▶ Task goal: Track down each line that has the word "свою" and copy it.

▶ Material supplied:
------

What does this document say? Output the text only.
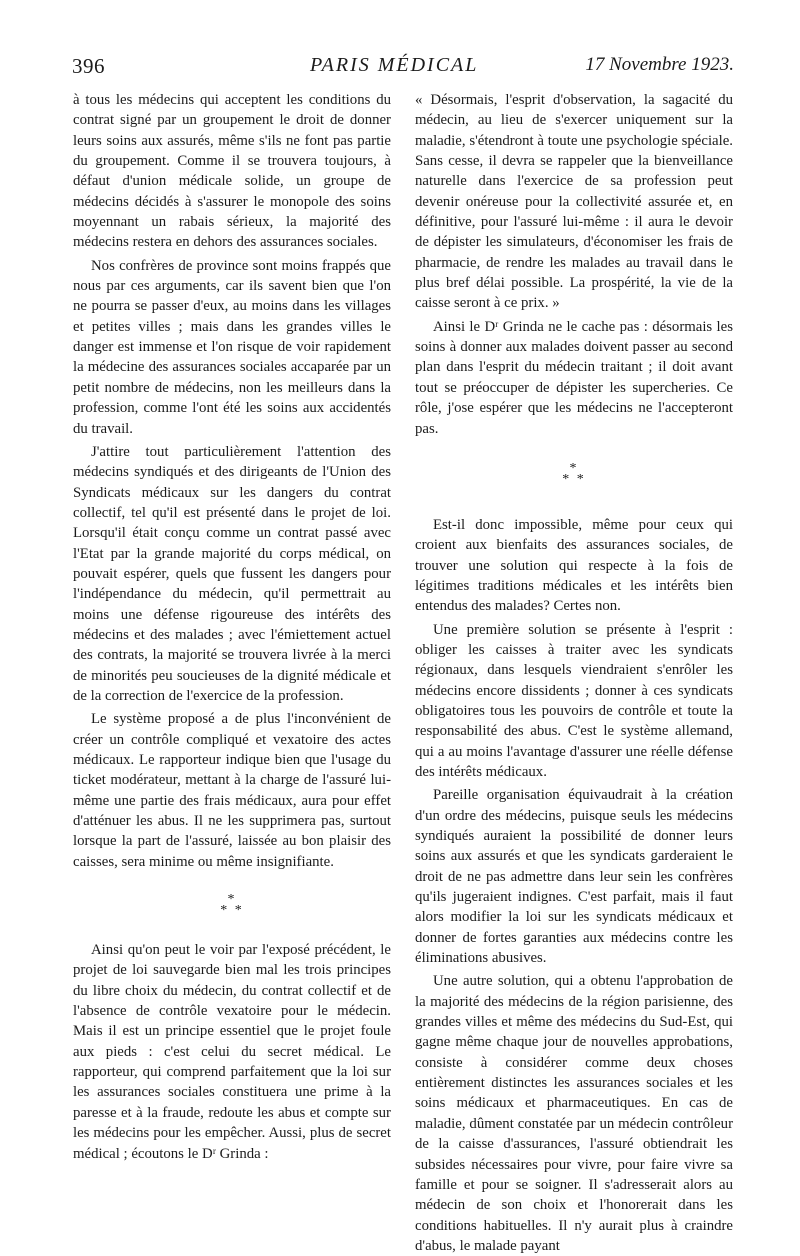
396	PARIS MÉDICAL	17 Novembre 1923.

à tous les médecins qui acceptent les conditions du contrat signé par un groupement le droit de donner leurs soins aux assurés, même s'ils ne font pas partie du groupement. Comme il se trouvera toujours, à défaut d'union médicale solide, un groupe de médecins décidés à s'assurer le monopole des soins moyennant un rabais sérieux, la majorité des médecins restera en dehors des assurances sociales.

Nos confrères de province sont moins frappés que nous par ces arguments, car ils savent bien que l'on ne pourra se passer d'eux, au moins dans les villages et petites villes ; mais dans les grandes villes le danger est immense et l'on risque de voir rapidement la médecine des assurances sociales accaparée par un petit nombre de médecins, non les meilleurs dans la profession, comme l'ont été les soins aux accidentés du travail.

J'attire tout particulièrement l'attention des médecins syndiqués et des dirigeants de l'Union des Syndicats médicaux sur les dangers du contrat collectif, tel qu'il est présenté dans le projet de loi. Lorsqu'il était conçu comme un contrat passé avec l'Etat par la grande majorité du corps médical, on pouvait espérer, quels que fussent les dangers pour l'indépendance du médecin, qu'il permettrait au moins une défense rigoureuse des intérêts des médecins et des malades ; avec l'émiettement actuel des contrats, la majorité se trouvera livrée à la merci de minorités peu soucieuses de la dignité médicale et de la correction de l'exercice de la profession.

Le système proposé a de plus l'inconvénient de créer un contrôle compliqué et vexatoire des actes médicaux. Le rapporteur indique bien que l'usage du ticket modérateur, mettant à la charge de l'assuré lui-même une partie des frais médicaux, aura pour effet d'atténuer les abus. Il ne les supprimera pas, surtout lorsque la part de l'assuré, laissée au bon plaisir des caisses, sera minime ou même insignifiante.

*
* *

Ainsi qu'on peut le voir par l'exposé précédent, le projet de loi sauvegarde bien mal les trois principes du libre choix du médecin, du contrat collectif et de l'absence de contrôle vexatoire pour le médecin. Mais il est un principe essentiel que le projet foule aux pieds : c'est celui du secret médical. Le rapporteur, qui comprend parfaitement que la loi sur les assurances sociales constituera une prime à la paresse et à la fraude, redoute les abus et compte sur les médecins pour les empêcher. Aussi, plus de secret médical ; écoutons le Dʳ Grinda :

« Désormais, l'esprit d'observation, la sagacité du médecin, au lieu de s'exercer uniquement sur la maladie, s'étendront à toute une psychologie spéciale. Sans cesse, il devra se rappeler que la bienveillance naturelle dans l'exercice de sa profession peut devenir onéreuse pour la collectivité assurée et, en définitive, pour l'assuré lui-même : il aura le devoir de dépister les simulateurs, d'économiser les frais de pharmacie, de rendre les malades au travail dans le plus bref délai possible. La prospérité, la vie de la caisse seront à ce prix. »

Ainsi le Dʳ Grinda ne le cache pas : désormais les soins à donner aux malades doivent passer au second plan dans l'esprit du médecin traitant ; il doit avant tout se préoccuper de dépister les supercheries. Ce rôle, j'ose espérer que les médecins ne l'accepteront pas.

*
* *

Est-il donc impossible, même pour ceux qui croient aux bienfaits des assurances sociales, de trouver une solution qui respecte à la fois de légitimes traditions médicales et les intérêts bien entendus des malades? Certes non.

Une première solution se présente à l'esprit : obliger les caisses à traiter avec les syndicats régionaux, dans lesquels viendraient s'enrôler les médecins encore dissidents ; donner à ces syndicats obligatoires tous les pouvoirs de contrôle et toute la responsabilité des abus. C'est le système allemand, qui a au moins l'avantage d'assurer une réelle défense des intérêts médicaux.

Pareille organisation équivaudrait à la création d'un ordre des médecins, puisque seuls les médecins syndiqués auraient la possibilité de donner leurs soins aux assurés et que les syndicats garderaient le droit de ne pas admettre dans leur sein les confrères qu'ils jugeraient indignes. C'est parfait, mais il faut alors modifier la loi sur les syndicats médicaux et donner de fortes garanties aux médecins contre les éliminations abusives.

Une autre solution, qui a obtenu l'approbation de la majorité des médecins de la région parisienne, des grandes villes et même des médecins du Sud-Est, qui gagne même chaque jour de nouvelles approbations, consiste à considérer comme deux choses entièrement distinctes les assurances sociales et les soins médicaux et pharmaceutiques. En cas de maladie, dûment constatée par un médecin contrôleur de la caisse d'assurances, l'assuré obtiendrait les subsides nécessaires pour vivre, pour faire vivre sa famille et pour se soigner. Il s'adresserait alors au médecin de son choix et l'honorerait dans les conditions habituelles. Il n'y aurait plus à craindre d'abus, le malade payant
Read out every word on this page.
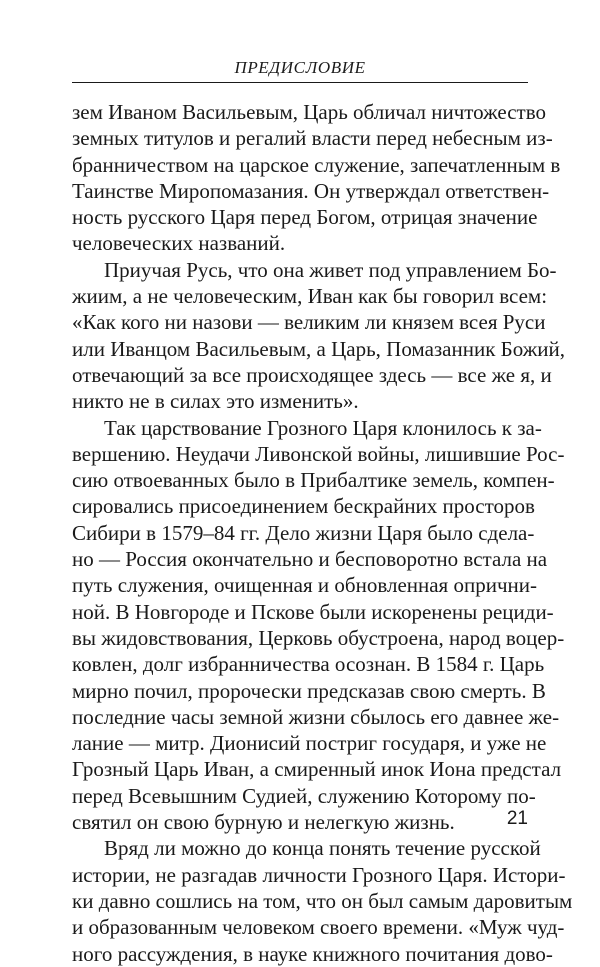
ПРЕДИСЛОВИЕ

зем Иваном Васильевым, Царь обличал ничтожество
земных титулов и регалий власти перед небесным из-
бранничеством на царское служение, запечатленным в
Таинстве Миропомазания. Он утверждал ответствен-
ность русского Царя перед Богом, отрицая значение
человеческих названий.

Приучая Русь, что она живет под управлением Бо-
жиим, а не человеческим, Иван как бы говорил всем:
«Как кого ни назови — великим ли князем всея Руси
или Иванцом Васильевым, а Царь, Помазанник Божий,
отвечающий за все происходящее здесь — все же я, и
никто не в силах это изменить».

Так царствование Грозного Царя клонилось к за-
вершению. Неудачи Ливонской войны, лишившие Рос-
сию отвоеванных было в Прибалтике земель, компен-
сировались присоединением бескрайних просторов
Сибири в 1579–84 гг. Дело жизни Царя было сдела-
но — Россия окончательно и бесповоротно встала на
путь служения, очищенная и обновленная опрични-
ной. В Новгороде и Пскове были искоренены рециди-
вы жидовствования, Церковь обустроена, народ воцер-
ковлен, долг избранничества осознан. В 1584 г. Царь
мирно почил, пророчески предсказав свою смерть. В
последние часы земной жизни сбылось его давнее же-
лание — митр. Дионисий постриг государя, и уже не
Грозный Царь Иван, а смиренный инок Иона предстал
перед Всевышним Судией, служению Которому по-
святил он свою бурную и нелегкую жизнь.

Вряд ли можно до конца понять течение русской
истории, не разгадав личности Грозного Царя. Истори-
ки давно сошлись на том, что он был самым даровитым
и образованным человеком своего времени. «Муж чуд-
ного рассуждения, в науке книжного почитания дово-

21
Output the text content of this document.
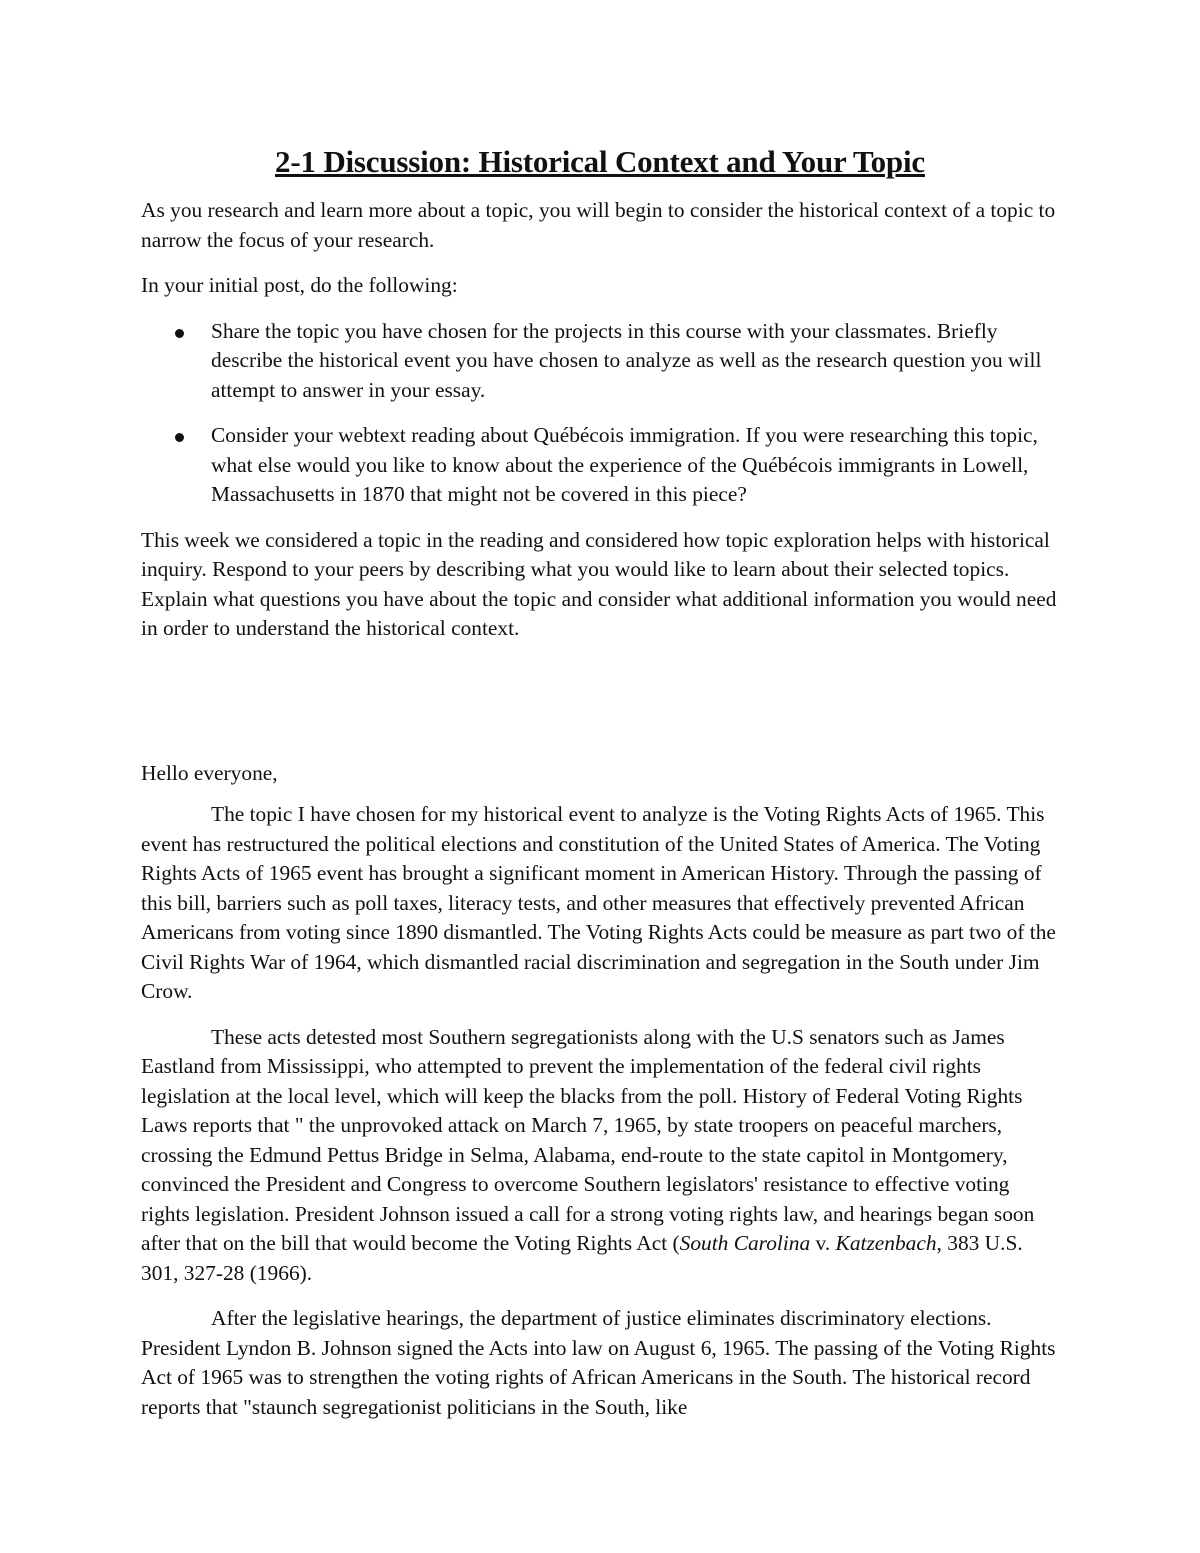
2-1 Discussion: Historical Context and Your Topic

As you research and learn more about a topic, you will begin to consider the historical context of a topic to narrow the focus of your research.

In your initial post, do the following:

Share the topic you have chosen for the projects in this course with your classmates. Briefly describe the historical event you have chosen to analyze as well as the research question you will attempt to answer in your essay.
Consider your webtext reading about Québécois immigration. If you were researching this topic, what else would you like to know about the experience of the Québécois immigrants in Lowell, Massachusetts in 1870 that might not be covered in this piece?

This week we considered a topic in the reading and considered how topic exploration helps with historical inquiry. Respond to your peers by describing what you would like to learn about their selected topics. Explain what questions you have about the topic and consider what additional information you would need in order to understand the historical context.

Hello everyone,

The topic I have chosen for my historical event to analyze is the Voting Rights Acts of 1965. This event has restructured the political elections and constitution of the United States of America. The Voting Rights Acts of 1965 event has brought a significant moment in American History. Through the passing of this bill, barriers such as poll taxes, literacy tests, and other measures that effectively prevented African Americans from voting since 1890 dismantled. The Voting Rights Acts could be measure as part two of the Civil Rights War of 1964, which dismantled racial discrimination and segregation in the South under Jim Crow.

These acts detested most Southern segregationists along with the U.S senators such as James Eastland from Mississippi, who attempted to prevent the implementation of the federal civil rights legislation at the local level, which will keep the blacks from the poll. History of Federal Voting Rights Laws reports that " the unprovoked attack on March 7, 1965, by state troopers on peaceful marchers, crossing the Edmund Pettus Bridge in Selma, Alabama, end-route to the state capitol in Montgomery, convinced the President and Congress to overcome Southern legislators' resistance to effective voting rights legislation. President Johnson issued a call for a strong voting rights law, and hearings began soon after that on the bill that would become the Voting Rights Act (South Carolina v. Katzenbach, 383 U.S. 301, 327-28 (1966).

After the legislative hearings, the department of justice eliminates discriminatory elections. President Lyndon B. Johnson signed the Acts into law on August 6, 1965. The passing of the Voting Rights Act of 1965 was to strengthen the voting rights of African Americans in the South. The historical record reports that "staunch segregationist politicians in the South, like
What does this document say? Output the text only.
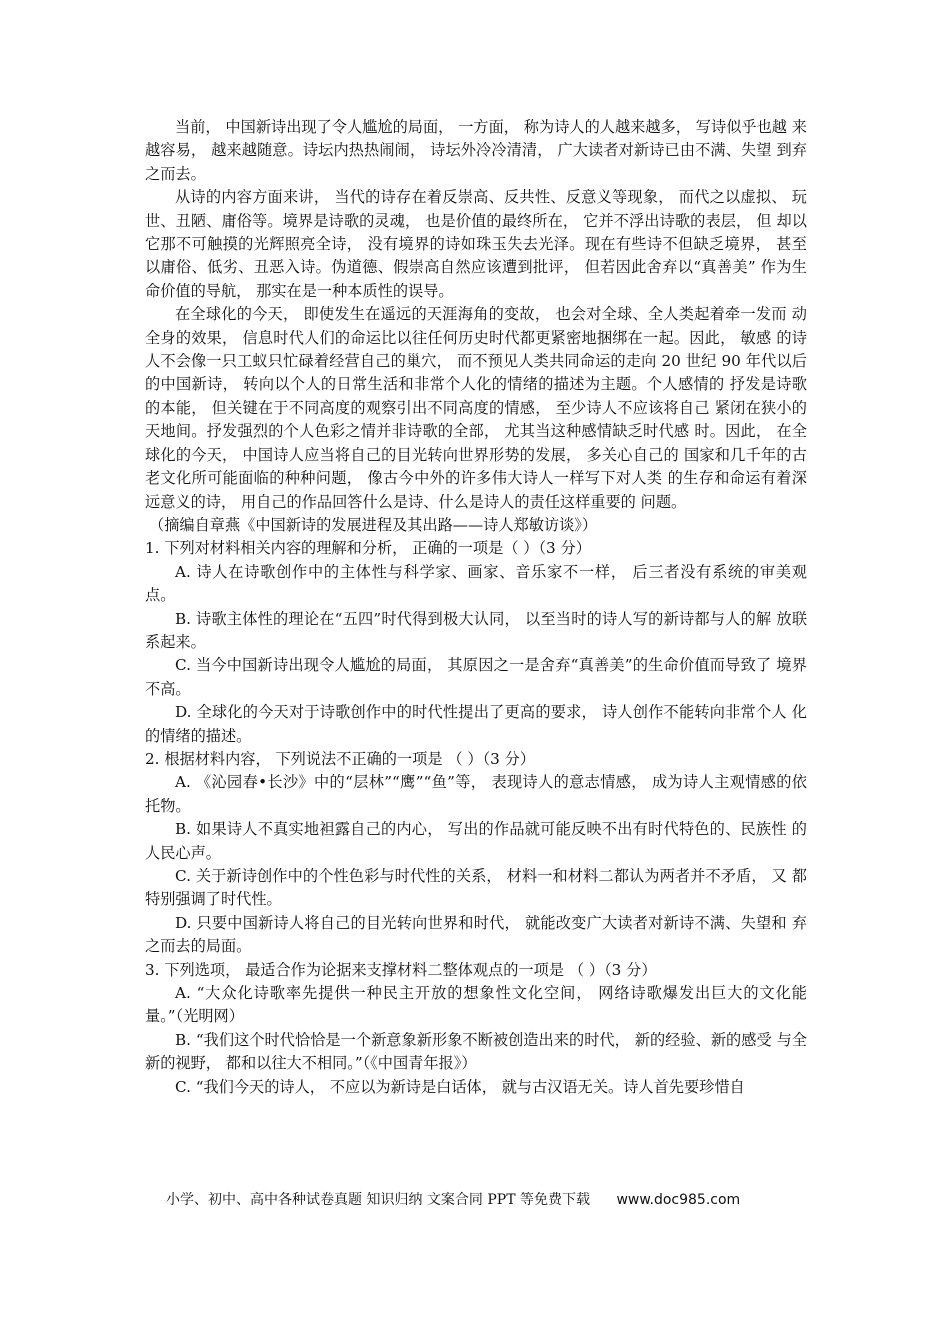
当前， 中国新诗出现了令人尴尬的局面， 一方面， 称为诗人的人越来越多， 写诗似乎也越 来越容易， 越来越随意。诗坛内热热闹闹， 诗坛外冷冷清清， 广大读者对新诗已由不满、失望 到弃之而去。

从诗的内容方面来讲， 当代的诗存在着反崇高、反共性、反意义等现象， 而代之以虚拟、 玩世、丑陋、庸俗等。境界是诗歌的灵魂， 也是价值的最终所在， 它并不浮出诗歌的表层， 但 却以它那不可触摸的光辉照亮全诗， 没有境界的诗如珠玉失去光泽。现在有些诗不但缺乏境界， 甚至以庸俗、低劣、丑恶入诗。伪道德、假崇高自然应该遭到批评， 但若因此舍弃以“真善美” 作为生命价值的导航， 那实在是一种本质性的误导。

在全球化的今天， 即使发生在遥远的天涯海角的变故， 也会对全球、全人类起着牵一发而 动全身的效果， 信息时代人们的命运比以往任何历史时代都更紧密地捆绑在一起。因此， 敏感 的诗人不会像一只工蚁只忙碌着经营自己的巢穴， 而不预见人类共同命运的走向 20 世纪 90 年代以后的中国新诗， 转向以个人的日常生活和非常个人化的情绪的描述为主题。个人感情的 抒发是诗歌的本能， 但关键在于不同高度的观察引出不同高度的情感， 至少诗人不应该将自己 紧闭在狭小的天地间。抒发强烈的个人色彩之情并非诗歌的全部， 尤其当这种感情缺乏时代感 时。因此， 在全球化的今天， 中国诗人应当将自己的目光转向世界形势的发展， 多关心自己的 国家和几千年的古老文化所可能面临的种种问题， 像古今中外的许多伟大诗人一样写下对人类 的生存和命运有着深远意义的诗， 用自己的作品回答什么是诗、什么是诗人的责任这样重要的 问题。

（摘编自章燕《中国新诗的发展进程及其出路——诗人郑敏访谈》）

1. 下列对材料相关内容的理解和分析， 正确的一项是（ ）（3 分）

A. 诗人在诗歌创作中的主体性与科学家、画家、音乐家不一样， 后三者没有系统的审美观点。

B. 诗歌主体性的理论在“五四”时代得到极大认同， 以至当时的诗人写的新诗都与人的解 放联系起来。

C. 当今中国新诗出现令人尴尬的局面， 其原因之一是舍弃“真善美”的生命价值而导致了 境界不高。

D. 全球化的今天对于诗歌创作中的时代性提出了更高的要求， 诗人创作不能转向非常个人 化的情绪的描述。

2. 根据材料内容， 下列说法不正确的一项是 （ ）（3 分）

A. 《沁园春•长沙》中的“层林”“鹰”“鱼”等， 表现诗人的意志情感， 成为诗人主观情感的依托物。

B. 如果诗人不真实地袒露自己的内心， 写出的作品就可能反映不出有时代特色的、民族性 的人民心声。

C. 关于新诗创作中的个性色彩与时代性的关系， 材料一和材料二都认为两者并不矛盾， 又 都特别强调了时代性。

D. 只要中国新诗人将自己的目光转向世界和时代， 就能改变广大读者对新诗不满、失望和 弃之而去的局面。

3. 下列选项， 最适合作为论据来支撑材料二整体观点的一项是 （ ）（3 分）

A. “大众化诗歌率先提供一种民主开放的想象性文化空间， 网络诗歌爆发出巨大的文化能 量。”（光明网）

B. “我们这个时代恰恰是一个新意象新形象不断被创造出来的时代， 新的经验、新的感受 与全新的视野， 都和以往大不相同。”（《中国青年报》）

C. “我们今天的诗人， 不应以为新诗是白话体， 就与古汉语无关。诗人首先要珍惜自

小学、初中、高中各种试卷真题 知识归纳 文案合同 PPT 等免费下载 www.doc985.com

------

▶ Exercise response:
мирно почил, пророчески предсказав свою смерть. В
святил он свою бурную и нелегкую жизнь.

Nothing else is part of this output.